#### Task requirements
• a. Copy the value chain text from "For example, in" to "affect financial results.".
• b. Decide whether each statement agrees with the value chain text, and answer yes or no, quoting the words that decide it: (i) Procurement is listed as a support activity. (ii) Suppliers are given as an example of downstream relationships. (iii) A Materiality Assessment needs to consider only the primary activities of the value chain.
• c. Write the next part of the value chain text, picking up after its final sentence.

#### Text
Understanding the Value Chain

The value chain represents the series of activities a company undertakes to deliver a product or service to market. It comprises primary activities (like production, marketing, sales, and customer service) and support activities (such as procurement, technology development, human resource management, and infrastructure). In a Materiality Assessment, one needs to consider the entire value chain.

Value Chain Analysis in Materiality Assessments

In your Materiality Assessments, you’ll need to consider all your company’s direct and indirect relationships across the value chain, including both upstream (i.e. suppliers) and downstream (i.e. distribution, third-party channels, waste disposal). This involves identifying key activities and processes within the value chain that directly or indirectly impact financial performance or ESG issues.

For example, in a manufacturing company, production efficiency, supply chain management, and marketing strategies are critical aspects of the value chain that can significantly affect financial results.

Why is this important?

By understanding the materiality of different activities across the value chain, businesses can allocate resources effectively, focus on high-impact areas for improvement, and make informed decisions to optimise costs, enhance revenue generation, and create long-term value for stakeholders.

#### Supplied records
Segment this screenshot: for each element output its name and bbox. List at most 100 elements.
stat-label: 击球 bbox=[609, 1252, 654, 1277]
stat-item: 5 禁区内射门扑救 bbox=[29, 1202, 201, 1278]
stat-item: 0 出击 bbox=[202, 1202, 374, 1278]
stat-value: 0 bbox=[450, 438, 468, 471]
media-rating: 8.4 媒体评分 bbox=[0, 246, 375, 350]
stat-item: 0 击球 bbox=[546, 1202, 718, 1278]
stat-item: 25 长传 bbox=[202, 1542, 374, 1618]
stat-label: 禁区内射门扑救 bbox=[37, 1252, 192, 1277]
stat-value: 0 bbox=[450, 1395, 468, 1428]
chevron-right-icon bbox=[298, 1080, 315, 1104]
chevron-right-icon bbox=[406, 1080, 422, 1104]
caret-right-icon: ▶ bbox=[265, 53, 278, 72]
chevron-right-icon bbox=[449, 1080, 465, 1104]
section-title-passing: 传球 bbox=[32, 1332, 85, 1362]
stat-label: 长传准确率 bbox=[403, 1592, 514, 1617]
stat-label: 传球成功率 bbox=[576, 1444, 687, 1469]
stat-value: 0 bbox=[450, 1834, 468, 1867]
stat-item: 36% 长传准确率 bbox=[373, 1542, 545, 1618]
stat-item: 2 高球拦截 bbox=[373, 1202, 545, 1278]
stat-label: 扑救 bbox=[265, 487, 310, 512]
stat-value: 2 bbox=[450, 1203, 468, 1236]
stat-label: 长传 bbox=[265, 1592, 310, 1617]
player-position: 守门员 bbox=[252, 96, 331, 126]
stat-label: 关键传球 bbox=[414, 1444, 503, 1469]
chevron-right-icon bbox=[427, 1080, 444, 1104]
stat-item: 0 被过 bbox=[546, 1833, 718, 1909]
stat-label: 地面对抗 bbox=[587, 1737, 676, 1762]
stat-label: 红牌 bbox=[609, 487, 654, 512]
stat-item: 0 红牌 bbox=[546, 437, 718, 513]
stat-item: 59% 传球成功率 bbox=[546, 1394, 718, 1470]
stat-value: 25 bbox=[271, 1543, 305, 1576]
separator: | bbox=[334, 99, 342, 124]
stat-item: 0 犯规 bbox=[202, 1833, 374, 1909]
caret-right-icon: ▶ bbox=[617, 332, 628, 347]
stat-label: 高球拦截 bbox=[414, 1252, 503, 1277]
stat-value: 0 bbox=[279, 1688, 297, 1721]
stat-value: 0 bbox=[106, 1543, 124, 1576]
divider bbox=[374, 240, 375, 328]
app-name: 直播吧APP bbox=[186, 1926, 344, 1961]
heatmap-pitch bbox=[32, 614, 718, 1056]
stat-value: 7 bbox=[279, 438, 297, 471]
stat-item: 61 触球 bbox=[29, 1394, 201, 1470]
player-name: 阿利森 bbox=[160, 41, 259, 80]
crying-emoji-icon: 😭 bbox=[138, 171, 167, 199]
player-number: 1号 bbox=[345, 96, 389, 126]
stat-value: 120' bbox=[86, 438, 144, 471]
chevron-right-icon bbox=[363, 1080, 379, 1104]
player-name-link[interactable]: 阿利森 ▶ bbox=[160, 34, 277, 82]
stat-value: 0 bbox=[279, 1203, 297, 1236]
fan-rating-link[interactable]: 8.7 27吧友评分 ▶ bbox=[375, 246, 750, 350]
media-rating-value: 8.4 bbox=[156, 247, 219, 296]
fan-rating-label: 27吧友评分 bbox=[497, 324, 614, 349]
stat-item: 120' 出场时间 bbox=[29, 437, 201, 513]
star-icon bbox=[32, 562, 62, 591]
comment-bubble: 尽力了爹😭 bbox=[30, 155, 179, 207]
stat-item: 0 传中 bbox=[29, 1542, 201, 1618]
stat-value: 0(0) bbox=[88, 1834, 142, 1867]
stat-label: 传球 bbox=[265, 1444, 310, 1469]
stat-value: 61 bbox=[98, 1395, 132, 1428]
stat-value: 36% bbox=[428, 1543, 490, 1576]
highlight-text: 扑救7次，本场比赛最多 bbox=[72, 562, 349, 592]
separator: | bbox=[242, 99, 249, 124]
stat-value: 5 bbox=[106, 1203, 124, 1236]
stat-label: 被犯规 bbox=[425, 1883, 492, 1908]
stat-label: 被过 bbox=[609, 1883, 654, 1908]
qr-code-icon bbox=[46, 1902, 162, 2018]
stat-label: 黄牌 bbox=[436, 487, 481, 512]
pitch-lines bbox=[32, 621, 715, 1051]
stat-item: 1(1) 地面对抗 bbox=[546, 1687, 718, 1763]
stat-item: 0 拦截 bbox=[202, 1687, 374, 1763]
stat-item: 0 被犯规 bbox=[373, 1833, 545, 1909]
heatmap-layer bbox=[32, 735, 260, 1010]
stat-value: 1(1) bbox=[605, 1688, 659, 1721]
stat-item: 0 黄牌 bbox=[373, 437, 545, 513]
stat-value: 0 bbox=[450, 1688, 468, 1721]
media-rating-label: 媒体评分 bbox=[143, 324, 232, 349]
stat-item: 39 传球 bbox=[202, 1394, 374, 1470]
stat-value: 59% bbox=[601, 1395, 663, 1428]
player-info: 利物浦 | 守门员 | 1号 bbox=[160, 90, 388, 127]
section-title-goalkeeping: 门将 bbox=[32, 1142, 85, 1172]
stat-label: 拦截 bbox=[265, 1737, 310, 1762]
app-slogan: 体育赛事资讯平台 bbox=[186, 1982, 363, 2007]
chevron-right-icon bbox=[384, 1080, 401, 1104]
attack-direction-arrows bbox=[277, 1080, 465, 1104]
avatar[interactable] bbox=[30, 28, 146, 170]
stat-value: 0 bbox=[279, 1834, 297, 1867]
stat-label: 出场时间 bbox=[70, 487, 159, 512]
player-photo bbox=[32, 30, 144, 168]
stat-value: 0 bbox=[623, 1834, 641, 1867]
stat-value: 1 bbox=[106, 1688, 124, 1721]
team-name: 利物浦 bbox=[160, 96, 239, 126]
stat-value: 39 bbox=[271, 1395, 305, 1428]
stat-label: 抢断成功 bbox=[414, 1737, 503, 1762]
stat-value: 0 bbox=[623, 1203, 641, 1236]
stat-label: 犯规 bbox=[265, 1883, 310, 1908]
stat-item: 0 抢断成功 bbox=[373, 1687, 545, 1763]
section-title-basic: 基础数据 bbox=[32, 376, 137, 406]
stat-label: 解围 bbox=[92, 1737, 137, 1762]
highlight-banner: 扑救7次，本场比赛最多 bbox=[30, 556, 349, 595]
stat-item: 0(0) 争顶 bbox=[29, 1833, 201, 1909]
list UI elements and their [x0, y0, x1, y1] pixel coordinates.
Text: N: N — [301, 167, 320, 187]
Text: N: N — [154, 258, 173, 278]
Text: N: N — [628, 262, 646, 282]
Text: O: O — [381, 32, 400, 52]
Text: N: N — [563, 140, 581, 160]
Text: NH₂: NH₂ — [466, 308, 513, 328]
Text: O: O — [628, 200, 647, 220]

#### Final answers
• a.
For example, in a manufacturing company, production efficiency, supply chain management, and marketing strategies are critical aspects of the value chain that can significantly affect financial results.

• b.
(i) Yes: "support activities (such as procurement, technology development, human resource management, and infrastructure)"
(ii) No: "upstream (i.e. suppliers)"
(iii) No: "In a Materiality Assessment, one needs to consider the entire value chain."

• c.
The European Financial Reporting Advisory Group (EFRAG) provides value chain guidance alongside their double materiality assessment guidance, outlining the steps companies can take to determine their material impacts, risks and opportunities (IROs) for reporting against the European Sustainability Reporting Standards (ESRS) in line with the Corporate Sustainability Reporting Directive (CSRD).

Within the individual topics, companies should describe the policies, targets and actions aiming to address material IROs in their value chains. Although there aren’t many metrics for value chain disclosures in the ESRS, companies can use their own metrics if the requirements aren’t sufficient to enable users to understand the company’s IROs. If primary value chain information cannot be collected, companies can use sector data, estimates or proxies where possible, describing the metrics used and their accuracy in their report.

We understand that EFRAG guidance can be confusing, difficult to decipher and tough to implement. Therefore, we have made it easy to deliver your CSRD reporting requirements with the step-by-step CSRD module in our ESG management software.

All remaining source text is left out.